Task prompt ->
Reproduce each line exactly. Skip none.

Extracted entries ->
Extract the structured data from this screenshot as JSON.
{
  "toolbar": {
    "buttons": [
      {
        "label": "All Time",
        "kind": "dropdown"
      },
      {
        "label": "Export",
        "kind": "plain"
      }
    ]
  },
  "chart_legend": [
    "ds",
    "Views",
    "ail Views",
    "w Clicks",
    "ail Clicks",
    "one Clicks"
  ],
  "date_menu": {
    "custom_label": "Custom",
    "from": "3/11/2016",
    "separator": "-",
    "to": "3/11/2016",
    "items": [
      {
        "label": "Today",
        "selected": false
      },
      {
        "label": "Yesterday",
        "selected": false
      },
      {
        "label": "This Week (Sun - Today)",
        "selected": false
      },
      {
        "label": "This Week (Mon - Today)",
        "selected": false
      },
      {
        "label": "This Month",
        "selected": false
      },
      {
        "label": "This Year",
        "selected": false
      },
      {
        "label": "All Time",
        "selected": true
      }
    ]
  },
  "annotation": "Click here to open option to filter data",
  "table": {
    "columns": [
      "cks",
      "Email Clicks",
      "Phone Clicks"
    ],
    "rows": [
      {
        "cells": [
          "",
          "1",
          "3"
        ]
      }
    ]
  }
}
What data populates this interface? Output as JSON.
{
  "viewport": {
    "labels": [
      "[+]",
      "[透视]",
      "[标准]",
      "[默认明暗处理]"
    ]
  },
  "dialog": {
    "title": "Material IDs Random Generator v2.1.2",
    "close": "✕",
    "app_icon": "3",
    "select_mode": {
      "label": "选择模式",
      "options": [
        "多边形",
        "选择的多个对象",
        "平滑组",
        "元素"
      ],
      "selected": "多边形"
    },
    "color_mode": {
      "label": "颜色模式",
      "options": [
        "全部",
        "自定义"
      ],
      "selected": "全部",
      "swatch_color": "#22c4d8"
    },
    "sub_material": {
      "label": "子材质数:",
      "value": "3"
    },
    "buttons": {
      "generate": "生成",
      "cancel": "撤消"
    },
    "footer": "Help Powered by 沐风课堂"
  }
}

Response to this exercise ->
Extract the structured data from this screenshot as JSON.
{
  "toolbar": {
    "buttons": [
      {
        "label": "All Time",
        "kind": "dropdown"
      },
      {
        "label": "Export",
        "kind": "plain"
      }
    ]
  },
  "chart_legend": [
    "ds",
    "Views",
    "ail Views",
    "w Clicks",
    "ail Clicks",
    "one Clicks"
  ],
  "date_menu": {
    "custom_label": "Custom",
    "from": "3/11/2016",
    "separator": "-",
    "to": "3/11/2016",
    "items": [
      {
        "label": "Today",
        "selected": false
      },
      {
        "label": "Yesterday",
        "selected": false
      },
      {
        "label": "This Week (Sun - Today)",
        "selected": false
      },
      {
        "label": "This Week (Mon - Today)",
        "selected": false
      },
      {
        "label": "This Month",
        "selected": false
      },
      {
        "label": "This Year",
        "selected": false
      },
      {
        "label": "All Time",
        "selected": true
      }
    ]
  },
  "annotation": "Click here to open option to filter data",
  "table": {
    "columns": [
      "cks",
      "Email Clicks",
      "Phone Clicks"
    ],
    "rows": [
      {
        "cells": [
          "",
          "1",
          "3"
        ]
      }
    ]
  }
}
What data populates this interface? Output as JSON.
{
  "viewport": {
    "labels": [
      "[+]",
      "[透视]",
      "[标准]",
      "[默认明暗处理]"
    ]
  },
  "dialog": {
    "title": "Material IDs Random Generator v2.1.2",
    "close": "✕",
    "app_icon": "3",
    "select_mode": {
      "label": "选择模式",
      "options": [
        "多边形",
        "选择的多个对象",
        "平滑组",
        "元素"
      ],
      "selected": "多边形"
    },
    "color_mode": {
      "label": "颜色模式",
      "options": [
        "全部",
        "自定义"
      ],
      "selected": "全部",
      "swatch_color": "#22c4d8"
    },
    "sub_material": {
      "label": "子材质数:",
      "value": "3"
    },
    "buttons": {
      "generate": "生成",
      "cancel": "撤消"
    },
    "footer": "Help Powered by 沐风课堂"
  }
}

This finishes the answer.